**REQUIREMENTS**
Write out each line beneath this one exactly as it reads.
━━━━
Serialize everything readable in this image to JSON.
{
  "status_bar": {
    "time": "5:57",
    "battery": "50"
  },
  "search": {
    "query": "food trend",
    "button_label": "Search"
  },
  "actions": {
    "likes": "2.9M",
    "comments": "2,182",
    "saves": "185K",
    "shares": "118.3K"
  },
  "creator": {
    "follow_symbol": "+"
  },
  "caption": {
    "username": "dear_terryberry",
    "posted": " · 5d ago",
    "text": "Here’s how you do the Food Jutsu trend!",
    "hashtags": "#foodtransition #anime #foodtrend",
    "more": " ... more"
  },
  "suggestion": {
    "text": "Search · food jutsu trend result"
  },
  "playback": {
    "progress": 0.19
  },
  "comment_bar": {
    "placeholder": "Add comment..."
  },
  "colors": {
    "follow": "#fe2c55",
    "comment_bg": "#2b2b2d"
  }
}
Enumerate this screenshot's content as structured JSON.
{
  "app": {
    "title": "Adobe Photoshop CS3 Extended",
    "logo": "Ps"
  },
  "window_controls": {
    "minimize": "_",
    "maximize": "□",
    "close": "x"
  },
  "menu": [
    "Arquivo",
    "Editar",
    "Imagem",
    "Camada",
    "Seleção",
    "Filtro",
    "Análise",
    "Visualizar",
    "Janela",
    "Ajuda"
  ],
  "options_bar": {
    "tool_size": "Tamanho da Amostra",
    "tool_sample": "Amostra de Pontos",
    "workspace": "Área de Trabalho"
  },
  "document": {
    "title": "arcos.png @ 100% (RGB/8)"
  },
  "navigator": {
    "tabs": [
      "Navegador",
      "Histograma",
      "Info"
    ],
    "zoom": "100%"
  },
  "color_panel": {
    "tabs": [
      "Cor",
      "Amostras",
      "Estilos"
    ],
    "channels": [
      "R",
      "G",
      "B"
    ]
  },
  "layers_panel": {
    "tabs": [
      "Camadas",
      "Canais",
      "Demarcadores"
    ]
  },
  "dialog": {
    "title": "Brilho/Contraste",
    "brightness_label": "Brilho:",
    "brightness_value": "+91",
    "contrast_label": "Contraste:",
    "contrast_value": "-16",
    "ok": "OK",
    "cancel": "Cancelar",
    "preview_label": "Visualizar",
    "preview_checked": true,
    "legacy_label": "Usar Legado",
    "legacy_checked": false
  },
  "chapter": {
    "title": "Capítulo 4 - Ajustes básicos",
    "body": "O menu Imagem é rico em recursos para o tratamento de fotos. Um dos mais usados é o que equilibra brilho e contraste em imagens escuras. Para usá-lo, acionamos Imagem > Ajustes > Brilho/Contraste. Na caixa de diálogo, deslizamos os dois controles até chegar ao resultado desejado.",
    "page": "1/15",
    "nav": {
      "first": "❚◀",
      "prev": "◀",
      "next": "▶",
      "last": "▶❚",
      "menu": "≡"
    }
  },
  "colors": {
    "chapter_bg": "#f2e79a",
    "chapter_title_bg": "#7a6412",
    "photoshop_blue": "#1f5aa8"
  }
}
━━━━
**TASK SOLUTION**
Serialize everything readable in this image to JSON.
{
  "status_bar": {
    "time": "5:57",
    "battery": "50"
  },
  "search": {
    "query": "food trend",
    "button_label": "Search"
  },
  "actions": {
    "likes": "2.9M",
    "comments": "2,182",
    "saves": "185K",
    "shares": "118.3K"
  },
  "creator": {
    "follow_symbol": "+"
  },
  "caption": {
    "username": "dear_terryberry",
    "posted": " · 5d ago",
    "text": "Here’s how you do the Food Jutsu trend!",
    "hashtags": "#foodtransition #anime #foodtrend",
    "more": " ... more"
  },
  "suggestion": {
    "text": "Search · food jutsu trend result"
  },
  "playback": {
    "progress": 0.19
  },
  "comment_bar": {
    "placeholder": "Add comment..."
  },
  "colors": {
    "follow": "#fe2c55",
    "comment_bg": "#2b2b2d"
  }
}
Enumerate this screenshot's content as structured JSON.
{
  "app": {
    "title": "Adobe Photoshop CS3 Extended",
    "logo": "Ps"
  },
  "window_controls": {
    "minimize": "_",
    "maximize": "□",
    "close": "x"
  },
  "menu": [
    "Arquivo",
    "Editar",
    "Imagem",
    "Camada",
    "Seleção",
    "Filtro",
    "Análise",
    "Visualizar",
    "Janela",
    "Ajuda"
  ],
  "options_bar": {
    "tool_size": "Tamanho da Amostra",
    "tool_sample": "Amostra de Pontos",
    "workspace": "Área de Trabalho"
  },
  "document": {
    "title": "arcos.png @ 100% (RGB/8)"
  },
  "navigator": {
    "tabs": [
      "Navegador",
      "Histograma",
      "Info"
    ],
    "zoom": "100%"
  },
  "color_panel": {
    "tabs": [
      "Cor",
      "Amostras",
      "Estilos"
    ],
    "channels": [
      "R",
      "G",
      "B"
    ]
  },
  "layers_panel": {
    "tabs": [
      "Camadas",
      "Canais",
      "Demarcadores"
    ]
  },
  "dialog": {
    "title": "Brilho/Contraste",
    "brightness_label": "Brilho:",
    "brightness_value": "+91",
    "contrast_label": "Contraste:",
    "contrast_value": "-16",
    "ok": "OK",
    "cancel": "Cancelar",
    "preview_label": "Visualizar",
    "preview_checked": true,
    "legacy_label": "Usar Legado",
    "legacy_checked": false
  },
  "chapter": {
    "title": "Capítulo 4 - Ajustes básicos",
    "body": "O menu Imagem é rico em recursos para o tratamento de fotos. Um dos mais usados é o que equilibra brilho e contraste em imagens escuras. Para usá-lo, acionamos Imagem > Ajustes > Brilho/Contraste. Na caixa de diálogo, deslizamos os dois controles até chegar ao resultado desejado.",
    "page": "1/15",
    "nav": {
      "first": "❚◀",
      "prev": "◀",
      "next": "▶",
      "last": "▶❚",
      "menu": "≡"
    }
  },
  "colors": {
    "chapter_bg": "#f2e79a",
    "chapter_title_bg": "#7a6412",
    "photoshop_blue": "#1f5aa8"
  }
}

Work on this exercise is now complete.